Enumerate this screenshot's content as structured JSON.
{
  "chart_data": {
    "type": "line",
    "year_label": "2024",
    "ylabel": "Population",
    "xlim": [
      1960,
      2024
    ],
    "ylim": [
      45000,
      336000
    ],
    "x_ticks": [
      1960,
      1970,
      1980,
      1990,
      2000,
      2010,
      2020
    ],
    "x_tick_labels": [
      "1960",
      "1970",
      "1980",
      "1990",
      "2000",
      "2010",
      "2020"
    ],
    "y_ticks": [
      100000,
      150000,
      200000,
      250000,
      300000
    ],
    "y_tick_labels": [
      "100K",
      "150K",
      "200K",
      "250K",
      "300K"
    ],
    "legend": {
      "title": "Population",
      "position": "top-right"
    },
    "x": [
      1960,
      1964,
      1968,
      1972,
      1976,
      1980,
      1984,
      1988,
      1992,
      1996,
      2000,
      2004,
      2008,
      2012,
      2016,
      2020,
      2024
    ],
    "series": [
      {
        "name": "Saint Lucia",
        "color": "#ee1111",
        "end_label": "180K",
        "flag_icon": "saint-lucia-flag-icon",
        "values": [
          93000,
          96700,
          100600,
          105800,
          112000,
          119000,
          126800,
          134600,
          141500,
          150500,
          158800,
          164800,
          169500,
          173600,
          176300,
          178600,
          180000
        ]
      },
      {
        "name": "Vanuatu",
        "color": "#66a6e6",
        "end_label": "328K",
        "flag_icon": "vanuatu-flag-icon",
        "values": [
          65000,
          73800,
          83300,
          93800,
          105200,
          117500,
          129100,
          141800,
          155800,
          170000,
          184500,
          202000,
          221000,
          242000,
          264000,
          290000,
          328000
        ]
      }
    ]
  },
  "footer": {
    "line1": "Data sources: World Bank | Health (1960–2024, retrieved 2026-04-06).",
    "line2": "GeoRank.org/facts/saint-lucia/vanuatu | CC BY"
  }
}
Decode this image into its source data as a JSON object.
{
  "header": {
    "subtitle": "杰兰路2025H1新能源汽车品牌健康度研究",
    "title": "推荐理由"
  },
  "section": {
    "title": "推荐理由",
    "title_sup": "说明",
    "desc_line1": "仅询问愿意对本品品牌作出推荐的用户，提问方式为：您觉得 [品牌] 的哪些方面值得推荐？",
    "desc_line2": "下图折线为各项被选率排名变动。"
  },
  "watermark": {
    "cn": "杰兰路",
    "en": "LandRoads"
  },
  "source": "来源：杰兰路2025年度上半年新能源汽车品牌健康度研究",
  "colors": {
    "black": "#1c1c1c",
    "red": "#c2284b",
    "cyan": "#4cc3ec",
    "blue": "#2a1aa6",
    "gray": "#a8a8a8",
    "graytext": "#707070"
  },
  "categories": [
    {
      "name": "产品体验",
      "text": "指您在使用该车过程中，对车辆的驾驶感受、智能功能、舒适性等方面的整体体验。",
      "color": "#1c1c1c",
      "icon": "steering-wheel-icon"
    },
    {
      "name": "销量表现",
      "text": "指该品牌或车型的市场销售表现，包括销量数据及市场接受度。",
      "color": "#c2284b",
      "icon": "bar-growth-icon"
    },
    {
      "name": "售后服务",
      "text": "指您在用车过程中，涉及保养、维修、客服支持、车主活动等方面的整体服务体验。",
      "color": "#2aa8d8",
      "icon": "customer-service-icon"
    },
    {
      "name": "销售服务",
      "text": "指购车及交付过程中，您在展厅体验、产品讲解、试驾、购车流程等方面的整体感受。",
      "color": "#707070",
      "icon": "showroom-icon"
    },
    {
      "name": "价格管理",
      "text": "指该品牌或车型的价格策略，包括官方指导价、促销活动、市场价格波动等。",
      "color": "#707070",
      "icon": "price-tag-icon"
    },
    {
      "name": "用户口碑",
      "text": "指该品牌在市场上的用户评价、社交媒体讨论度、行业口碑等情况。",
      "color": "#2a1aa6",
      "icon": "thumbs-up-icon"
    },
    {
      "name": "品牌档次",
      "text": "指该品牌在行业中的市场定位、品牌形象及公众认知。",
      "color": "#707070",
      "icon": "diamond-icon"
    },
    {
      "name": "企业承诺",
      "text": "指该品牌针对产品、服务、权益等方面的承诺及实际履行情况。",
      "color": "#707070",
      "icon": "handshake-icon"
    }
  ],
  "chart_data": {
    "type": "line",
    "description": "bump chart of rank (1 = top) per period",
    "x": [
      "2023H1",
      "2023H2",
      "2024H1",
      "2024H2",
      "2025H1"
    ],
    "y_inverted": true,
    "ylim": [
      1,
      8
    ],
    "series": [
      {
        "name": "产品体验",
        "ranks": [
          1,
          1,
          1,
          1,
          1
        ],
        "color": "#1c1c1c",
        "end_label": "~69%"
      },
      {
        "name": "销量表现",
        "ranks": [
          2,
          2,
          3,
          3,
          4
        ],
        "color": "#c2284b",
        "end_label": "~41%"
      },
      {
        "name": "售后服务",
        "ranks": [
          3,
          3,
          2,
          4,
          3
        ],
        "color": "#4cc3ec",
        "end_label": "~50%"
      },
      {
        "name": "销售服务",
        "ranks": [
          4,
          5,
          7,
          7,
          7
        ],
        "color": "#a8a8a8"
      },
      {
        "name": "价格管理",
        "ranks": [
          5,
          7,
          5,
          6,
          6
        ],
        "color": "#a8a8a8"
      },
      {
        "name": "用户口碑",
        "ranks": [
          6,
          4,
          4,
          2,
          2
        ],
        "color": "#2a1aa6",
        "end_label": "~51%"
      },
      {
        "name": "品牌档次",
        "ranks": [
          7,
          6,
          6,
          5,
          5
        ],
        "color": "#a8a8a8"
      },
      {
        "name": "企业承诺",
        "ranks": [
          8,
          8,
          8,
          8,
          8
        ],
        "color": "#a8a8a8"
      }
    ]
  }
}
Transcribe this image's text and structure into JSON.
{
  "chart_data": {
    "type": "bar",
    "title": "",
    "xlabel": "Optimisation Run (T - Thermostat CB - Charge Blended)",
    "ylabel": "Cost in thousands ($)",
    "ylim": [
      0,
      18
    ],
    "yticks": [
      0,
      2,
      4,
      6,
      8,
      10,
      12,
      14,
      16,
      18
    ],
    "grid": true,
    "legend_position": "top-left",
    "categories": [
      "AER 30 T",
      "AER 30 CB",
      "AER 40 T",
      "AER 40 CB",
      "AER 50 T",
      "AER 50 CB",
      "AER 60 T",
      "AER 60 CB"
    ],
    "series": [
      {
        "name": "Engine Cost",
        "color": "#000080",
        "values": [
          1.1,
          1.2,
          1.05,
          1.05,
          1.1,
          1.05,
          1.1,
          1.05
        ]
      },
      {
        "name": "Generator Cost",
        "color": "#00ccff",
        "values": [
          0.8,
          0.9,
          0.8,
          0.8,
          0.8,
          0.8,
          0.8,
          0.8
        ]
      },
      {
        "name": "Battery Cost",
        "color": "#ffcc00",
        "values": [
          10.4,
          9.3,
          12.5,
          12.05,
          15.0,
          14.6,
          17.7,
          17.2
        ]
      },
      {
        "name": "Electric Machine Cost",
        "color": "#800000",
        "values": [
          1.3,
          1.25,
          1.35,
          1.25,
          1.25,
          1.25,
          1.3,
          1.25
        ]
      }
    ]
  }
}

===

From the records given above, copy all lines containing "this".

● Written reply:
Enumerate this screenshot's content as structured JSON.
Decode this image into its source data as a JSON object.
Transcribe this image's text and structure into JSON.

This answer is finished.